> **PROBLEM TO WORK ON**: Rewrite the part of the material that opens with its first line and closes with the line containing "fuse Si.1/2 (185, 439, 205, 448)" as a numbered list, including both of those lines and omitting any blank lines.

[Labeled box records]
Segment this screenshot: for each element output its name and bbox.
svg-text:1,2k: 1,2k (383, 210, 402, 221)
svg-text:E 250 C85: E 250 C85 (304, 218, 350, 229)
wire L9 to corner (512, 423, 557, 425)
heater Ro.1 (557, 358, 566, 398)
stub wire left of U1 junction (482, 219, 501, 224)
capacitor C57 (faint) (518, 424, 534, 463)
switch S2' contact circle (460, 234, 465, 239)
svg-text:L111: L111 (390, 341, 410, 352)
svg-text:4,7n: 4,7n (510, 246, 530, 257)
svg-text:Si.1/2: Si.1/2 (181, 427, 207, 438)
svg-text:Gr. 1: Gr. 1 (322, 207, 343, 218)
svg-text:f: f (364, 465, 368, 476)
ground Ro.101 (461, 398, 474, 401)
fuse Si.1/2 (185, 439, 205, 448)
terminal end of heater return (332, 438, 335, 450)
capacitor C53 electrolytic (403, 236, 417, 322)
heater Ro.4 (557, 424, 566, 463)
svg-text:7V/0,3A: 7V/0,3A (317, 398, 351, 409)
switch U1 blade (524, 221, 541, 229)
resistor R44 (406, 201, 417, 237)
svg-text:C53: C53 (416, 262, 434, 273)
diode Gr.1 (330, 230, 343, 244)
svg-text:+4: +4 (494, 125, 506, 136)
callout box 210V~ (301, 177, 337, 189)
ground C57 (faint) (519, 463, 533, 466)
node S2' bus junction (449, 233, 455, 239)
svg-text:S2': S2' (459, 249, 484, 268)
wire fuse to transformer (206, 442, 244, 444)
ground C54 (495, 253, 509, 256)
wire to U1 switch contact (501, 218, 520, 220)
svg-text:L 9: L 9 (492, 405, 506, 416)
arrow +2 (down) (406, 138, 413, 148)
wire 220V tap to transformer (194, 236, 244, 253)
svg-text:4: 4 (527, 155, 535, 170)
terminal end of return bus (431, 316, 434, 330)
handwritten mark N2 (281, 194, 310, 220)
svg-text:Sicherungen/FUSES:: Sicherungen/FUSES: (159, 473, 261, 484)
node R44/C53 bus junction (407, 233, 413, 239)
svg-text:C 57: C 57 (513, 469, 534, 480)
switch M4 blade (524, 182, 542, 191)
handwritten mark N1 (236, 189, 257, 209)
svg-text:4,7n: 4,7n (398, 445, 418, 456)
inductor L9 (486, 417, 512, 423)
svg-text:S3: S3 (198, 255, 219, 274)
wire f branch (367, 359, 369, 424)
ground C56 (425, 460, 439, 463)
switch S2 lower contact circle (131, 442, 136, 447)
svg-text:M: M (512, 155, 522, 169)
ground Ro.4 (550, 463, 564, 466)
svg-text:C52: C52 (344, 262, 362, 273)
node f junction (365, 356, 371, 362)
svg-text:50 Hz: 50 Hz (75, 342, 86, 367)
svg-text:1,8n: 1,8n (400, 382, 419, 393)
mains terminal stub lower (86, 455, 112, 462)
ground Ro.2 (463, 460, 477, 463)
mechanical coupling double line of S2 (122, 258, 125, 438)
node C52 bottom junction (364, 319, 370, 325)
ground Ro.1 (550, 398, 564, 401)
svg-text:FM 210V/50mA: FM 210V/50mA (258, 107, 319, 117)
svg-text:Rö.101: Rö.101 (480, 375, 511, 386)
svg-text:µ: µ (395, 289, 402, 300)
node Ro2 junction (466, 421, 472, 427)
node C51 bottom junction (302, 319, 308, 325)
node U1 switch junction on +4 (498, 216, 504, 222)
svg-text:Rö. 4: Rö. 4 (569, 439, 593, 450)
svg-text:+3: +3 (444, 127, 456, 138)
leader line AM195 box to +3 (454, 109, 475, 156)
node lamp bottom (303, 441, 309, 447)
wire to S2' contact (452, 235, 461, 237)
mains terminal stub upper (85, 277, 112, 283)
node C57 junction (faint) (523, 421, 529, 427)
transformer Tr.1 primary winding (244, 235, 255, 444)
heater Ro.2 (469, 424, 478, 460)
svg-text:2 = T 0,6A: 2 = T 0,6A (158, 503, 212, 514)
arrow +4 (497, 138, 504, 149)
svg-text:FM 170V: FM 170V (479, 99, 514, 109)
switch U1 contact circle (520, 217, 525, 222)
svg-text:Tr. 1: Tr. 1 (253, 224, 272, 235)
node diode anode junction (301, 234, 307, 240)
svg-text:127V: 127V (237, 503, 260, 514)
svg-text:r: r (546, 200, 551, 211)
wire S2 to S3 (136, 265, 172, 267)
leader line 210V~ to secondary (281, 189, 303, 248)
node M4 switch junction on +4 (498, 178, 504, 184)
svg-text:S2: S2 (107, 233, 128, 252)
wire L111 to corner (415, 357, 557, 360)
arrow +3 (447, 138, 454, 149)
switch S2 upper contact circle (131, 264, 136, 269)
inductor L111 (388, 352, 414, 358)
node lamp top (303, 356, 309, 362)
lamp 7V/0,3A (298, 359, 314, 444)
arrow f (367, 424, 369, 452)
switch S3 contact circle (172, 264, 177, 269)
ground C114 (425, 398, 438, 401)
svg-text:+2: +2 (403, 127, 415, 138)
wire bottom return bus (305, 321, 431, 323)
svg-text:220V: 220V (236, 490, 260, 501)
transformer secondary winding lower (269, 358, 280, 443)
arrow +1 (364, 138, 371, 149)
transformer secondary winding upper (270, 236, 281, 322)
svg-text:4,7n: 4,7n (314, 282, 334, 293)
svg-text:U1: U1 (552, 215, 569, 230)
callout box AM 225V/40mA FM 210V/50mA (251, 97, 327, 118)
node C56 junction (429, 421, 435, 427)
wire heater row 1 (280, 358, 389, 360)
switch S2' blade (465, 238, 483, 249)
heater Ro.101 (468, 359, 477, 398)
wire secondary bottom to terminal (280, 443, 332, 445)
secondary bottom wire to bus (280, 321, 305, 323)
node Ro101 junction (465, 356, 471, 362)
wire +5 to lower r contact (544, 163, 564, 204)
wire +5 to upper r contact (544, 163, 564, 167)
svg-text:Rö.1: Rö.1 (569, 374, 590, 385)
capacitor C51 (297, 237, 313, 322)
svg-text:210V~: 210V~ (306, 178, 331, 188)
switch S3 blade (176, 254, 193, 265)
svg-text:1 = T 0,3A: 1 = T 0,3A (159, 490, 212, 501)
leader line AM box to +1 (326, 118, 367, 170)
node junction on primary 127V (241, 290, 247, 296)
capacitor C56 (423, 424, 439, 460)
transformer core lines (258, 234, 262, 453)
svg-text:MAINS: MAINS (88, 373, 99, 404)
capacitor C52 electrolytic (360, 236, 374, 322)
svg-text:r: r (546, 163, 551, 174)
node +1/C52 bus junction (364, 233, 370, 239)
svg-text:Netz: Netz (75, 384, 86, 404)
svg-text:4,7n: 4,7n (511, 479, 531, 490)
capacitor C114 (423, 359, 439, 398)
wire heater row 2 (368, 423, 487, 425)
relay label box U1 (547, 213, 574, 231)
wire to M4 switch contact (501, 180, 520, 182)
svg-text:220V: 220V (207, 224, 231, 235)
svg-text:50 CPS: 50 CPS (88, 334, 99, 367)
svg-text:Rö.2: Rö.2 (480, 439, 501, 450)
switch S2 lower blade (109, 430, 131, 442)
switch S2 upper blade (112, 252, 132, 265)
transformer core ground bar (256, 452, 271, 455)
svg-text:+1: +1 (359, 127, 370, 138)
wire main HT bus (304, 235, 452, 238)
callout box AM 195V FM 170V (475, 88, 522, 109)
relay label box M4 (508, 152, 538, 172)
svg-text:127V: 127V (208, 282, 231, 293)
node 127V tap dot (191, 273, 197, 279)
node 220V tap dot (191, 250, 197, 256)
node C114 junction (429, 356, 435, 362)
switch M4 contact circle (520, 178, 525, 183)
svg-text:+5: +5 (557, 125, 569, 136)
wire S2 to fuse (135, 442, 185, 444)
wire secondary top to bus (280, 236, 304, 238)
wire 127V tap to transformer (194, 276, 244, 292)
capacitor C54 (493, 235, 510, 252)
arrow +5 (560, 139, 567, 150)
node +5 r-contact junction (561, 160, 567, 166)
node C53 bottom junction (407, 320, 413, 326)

> **TASK ANSWER**:
1. Segment this screenshot: for each element output its name and bbox.
2. svg-text:1,2k: 1,2k (383, 210, 402, 221)
3. svg-text:E 250 C85: E 250 C85 (304, 218, 350, 229)
4. wire L9 to corner (512, 423, 557, 425)
5. heater Ro.1 (557, 358, 566, 398)
6. stub wire left of U1 junction (482, 219, 501, 224)
7. capacitor C57 (faint) (518, 424, 534, 463)
8. switch S2' contact circle (460, 234, 465, 239)
9. svg-text:L111: L111 (390, 341, 410, 352)
10. svg-text:4,7n: 4,7n (510, 246, 530, 257)
11. svg-text:Si.1/2: Si.1/2 (181, 427, 207, 438)
12. svg-text:Gr. 1: Gr. 1 (322, 207, 343, 218)
13. svg-text:f: f (364, 465, 368, 476)
14. ground Ro.101 (461, 398, 474, 401)
15. fuse Si.1/2 (185, 439, 205, 448)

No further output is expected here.